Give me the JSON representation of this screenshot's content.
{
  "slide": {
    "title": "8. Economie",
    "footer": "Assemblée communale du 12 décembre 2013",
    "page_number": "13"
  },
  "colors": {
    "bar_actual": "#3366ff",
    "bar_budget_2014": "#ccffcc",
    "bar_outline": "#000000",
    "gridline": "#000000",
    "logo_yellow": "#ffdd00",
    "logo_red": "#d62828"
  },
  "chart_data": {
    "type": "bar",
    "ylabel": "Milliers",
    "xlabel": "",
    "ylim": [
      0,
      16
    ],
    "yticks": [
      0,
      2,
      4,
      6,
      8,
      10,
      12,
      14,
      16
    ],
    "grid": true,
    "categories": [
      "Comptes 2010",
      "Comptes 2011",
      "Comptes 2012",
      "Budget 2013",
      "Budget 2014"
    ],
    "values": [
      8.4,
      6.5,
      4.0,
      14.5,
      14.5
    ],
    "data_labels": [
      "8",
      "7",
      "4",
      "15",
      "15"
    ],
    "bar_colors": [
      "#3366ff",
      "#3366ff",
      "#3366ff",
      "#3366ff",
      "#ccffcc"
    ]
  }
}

○ ○ ○ ○ ○

**PROBLEM DESCRIPTION:** For the string "Comptes", count the lines of the entries above that include it; answer with the number only.

**OUTPUT OF THE TASK:** 3